What is needed:
In the listing below, how many lines contain the word "ÇANKAYA"? Please respond with the number only.

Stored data
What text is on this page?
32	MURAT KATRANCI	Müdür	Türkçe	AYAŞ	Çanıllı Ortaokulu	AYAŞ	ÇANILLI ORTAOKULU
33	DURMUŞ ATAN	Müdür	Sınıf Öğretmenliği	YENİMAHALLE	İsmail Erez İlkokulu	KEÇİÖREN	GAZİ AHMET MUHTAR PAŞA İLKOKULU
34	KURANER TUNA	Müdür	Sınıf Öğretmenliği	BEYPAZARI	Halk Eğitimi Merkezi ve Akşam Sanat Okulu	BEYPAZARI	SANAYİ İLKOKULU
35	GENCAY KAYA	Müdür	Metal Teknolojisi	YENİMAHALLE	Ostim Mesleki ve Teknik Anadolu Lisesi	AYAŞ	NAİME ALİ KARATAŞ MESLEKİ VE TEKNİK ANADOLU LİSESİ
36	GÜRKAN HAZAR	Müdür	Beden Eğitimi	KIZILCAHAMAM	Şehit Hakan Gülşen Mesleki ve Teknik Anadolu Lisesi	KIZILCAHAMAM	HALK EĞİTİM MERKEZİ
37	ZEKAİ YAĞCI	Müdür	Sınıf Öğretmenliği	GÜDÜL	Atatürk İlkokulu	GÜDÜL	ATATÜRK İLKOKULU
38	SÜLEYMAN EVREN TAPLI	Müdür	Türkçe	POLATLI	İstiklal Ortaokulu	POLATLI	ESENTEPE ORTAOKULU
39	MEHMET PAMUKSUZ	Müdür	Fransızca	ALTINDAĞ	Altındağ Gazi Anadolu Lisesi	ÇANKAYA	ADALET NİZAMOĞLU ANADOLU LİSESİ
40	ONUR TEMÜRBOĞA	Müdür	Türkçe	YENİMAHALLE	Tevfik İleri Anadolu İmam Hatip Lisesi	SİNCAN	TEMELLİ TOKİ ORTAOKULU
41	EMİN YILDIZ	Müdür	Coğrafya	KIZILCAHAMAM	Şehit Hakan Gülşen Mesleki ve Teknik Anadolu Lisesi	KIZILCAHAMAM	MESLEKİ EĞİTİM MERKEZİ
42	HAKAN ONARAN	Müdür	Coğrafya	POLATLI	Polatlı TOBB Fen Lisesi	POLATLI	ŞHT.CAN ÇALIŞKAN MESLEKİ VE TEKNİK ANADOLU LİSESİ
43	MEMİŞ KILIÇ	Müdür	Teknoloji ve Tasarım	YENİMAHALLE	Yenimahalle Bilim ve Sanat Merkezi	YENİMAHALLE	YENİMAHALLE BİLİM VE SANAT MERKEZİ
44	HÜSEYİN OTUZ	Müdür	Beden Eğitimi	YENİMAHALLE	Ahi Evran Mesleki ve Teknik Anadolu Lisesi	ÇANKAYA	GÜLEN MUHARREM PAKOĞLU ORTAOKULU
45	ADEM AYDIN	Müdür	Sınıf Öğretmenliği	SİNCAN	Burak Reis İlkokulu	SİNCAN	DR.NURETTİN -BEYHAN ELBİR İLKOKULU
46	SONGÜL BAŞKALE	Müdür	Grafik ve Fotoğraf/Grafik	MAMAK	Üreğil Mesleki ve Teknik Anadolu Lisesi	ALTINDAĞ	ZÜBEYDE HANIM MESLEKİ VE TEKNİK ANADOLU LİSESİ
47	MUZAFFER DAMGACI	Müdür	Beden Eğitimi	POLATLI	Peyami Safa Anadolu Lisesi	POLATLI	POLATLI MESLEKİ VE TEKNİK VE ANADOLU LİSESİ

Answer to the problem:
2